PROBLÈMES À RÉSOUDRE
(a) Résumez en deux phrases la notice ci-dessous sur la table des peuples.
(b) Poursuivez la notice ci-dessous sur la table des peuples à partir de sa dernière phrase.

··· EXTRAIT DU DOCUMENT

TABLE DES PEUPLES

On appelle ainsi le tableau généalogique de Ge 10, qui note des
relations de famille et des parentés de peuples.

1.

Ce document se compose de fragments empruntés à J (voir
8-19,21,25-30) et à P (v.1-7,20,22,31). Le verset 24 est une glose.
On a relevé deux traditions un peu divergentes dans le texte de J
qui, au surplus, a été tronqué; car nous avons bien la liste des
descendants de Sem, Cham et Japhet selon P, mais de J nous n'avons
que celles de Sem et de Cham.

Le tableau que nous offre Ge 10 manque d'homogénéité; cela
vient de ce que P s'en tient rigoureusement au schéma personnel: tous
les noms qu'il cite sont ceux d'individus fils d'autres individus,
tandis que J passe sans scrupule de la désignation personnelle à la
désignation collective (verset 13: Mitsraïm engendra les
Ludim; v. 16: Canaan engendra...les Jébusiens, les
Amoréens,
etc.).

2.

On a retrouvé, sous les noms des fils de Japhet, des peuples et des
pays connus par ailleurs: Gomer,
ce sont les Cimmériens d'Homère; Magog,
peut-être les Lydiens (cf. Gygès, roi de Lydie); Madaï,
les Mèdes; Javan, les Ioniens ou les Grecs avec leurs
colonies (Tarsis =l'Espagne; Kittim =Chypre; Dodanim
qu'il faut corriger en Rodanim =Rhodes, etc.), autrement dit les
peuples de l'Asie Mineure et des côtes de la Méditerranée et de la
mer Egée.

······
··· JEU DE DONNÉES

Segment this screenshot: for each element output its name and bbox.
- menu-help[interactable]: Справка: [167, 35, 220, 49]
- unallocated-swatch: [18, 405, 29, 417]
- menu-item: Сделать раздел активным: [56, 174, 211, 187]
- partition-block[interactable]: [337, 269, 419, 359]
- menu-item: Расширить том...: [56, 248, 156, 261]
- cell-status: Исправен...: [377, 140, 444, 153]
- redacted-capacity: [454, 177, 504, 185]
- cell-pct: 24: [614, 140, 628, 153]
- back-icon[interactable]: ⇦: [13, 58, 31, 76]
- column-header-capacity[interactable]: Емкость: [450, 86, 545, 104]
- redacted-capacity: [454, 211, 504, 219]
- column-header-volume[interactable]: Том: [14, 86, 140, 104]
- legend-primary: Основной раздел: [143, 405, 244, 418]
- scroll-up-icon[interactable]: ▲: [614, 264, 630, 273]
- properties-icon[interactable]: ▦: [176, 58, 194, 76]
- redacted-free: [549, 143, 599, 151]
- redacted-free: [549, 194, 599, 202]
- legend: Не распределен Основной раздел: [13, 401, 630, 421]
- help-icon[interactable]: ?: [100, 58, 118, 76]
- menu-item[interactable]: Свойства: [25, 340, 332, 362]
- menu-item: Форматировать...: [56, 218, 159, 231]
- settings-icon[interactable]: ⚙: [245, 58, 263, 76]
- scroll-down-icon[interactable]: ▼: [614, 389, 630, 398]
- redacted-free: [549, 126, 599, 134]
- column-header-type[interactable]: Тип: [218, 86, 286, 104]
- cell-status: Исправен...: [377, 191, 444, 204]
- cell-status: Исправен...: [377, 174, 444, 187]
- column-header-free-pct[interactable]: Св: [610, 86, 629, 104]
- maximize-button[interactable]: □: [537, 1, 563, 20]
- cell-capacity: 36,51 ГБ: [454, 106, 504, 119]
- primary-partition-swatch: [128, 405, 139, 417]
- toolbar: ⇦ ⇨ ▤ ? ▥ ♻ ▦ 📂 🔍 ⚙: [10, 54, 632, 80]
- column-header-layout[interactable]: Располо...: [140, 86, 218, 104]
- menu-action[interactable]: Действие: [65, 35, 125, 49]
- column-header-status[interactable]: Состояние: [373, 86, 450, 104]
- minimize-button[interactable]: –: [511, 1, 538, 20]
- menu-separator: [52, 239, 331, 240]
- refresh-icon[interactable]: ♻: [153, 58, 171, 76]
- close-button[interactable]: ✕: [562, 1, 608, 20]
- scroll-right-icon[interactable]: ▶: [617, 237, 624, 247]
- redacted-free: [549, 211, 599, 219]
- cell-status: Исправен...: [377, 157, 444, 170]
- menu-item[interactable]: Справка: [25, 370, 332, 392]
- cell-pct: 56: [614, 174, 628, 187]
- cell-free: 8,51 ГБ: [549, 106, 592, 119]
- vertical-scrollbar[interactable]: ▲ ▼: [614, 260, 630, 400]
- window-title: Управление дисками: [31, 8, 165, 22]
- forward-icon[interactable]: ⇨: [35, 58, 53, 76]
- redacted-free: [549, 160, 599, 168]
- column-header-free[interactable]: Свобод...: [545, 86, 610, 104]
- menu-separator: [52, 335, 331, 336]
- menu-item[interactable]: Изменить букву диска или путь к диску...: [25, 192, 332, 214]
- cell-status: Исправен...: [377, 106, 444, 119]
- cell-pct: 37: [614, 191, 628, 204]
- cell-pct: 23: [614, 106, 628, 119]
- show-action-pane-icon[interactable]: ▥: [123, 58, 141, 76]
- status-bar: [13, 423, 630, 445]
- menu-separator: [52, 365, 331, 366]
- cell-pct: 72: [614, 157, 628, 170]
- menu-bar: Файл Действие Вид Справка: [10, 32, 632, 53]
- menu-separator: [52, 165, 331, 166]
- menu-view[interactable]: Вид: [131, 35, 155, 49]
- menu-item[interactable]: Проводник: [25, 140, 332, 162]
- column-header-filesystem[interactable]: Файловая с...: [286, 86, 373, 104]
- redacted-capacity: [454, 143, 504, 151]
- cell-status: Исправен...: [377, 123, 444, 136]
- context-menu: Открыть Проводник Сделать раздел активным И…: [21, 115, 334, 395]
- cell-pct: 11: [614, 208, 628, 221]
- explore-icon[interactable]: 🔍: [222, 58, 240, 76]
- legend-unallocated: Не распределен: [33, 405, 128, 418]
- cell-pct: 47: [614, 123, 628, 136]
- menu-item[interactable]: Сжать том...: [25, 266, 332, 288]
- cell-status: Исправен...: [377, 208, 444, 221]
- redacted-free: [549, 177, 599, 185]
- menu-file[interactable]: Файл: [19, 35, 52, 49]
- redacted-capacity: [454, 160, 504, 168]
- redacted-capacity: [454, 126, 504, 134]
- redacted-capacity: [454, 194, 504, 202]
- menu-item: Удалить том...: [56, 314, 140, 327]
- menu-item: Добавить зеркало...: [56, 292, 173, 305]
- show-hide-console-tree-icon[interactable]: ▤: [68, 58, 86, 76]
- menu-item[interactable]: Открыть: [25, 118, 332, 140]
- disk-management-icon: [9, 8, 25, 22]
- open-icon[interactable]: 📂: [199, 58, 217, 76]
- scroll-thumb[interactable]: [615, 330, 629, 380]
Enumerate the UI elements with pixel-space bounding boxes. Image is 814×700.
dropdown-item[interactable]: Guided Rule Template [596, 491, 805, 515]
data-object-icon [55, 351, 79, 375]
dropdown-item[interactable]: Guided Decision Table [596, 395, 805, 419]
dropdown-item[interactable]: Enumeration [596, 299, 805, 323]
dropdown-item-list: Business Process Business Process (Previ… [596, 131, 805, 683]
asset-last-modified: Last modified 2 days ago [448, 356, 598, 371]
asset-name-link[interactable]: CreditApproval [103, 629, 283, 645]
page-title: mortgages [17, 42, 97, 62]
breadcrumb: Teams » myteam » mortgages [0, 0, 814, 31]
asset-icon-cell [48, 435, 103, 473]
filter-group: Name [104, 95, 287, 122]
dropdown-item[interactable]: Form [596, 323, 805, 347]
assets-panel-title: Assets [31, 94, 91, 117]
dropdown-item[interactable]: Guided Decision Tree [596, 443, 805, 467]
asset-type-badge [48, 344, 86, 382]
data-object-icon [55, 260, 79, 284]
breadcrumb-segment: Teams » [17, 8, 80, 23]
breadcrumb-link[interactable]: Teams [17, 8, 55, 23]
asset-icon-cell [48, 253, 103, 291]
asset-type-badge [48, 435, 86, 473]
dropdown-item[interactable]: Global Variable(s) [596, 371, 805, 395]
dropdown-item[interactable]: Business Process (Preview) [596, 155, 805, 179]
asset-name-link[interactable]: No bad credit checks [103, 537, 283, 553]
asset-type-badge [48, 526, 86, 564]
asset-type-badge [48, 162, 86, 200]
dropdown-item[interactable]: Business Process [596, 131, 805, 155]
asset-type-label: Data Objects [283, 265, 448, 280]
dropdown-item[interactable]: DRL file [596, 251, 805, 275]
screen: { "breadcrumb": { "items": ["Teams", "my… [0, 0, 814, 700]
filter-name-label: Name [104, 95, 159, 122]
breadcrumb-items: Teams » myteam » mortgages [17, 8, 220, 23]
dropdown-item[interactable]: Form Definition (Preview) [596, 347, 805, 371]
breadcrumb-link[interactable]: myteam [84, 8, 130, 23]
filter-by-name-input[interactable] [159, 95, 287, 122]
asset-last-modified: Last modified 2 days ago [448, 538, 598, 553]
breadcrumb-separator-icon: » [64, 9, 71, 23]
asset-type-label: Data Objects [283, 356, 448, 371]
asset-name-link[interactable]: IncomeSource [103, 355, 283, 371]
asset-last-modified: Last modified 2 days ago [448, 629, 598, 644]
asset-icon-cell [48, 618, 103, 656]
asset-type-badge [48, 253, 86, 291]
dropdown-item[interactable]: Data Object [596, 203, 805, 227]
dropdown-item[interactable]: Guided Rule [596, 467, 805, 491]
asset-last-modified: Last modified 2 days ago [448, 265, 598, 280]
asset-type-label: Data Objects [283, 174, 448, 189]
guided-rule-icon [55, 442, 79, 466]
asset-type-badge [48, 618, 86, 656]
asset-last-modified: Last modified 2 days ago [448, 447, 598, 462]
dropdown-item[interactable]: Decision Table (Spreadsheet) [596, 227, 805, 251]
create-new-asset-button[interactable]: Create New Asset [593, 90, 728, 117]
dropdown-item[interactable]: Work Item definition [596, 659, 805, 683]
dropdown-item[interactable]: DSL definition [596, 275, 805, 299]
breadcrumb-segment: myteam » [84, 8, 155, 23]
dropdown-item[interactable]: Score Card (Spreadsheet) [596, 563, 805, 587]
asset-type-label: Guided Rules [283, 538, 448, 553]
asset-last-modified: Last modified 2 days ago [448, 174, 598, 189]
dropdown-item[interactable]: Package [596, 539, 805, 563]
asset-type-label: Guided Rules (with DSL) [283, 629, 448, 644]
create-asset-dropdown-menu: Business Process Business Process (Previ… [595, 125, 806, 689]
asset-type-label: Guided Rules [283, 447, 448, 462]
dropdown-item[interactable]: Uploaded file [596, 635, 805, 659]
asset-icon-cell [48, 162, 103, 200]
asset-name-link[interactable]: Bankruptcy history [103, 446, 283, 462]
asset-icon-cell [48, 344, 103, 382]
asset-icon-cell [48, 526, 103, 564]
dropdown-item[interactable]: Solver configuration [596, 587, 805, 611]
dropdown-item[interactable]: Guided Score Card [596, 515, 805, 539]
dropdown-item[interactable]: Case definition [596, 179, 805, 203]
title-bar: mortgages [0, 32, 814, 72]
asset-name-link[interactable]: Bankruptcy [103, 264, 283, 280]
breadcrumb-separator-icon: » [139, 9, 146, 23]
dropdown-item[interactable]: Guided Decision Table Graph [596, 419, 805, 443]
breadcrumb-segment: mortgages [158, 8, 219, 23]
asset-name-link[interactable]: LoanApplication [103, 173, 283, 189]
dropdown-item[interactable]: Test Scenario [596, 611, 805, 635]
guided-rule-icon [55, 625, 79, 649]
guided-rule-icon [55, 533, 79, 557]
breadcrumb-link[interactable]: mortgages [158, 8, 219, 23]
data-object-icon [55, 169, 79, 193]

······

RÉSULTATS PAR TÂCHE
(a) La table des peuples désigne le tableau généalogique de Genèse 10, formé de fragments empruntés à J et à P, le texte de J étant tronqué et ne donnant que les descendants de Sem et de Cham. Ce tableau manque d'homogénéité parce que P ne cite que des individus alors que J passe de la désignation personnelle à la désignation collective, et l'on a reconnu sous les noms des fils de Japhet des peuples connus comme les Cimmériens, les Mèdes ou les Ioniens.

(b)
Les fils de Cham peuplent le midi, et leurs noms nous sont mieux
connus par nos documents bibliques que ceux des Japhétites: c'est Cus
(ou Cush), l'Ethiopie et les pays avoisinants (Séba =
les Sabéens, sur la côte d'Arabie); Mitsraïm, l'Egypte et ses
«fils», entendez les contrées à l'Est et à l'Ouest de la vallée du
Nil, et aussi les Caphtorim, c-à-d, les Crétois; Puth
(ou Pout), sans doute le Pount
des hiéroglyphes, ou la côte des Somalis; enfin Canaan,
avec la liste des peuplades de Palestine
si souvent mentionnées dans la Bible:
Sidon et les tribus phéniciennes, Heth (les Hittites), et les
habitants du pays à l'Ouest du Jourdain, depuis l'Oronte et le Liban
au nord, jusqu'au désert d'Edom au sud.

Les fils de Sem occupent les pays de l'Est et du N.-E. Ce sont:
Élam (la Perse), Assur (l'Assyrie), Arpacsad (la Caldée), Lud
(la Lydie) et Aram (Mésopotamie et Syrie). A cette liste
(de P, v. 22) s'ajoute (verset 21, J) Héber, père de «tous les
fils d'Héber», c'est-à-dire des peuplades du désert de l'Arabie
septentrionale avec lesquelles Israël avait des liens étroits de
parenté. En effet, Héber a pour fils Joktan (habitants de la
péninsule arabique) et Péleg, ancêtre direct d'Abraham et
d'Israël. Les verset 8,12 offrent des difficultés. D'après les versets
6 et suivant (P), Cus (l'Ethiopie) est fils de Cham. Mais Nimrod,
fils lui-même de Cus (verset 8-12), est de toute évidence un habitant
de la Caldée et de l'Assyrie, car ce qui nous est dit de lui n'a
trait qu'à ces contrées. J, auteur de ces versets 8,12, pensait en
tout cas à cette région-là et connaissait donc une tradition qui
donnait le nom de Cus à un pays du N.-E, (cf. les Casdîm, nom
hébreu des Caldéens, et les Cashshou ou Cosséens qui
occupèrent Babel vers 2000 av. J.-C). Le rédacteur final a cru tour
arranger en identifiant ces deux «Cus» et en mélangeant
malencontreusement la liste des Chamites et celle des Sémites.

3.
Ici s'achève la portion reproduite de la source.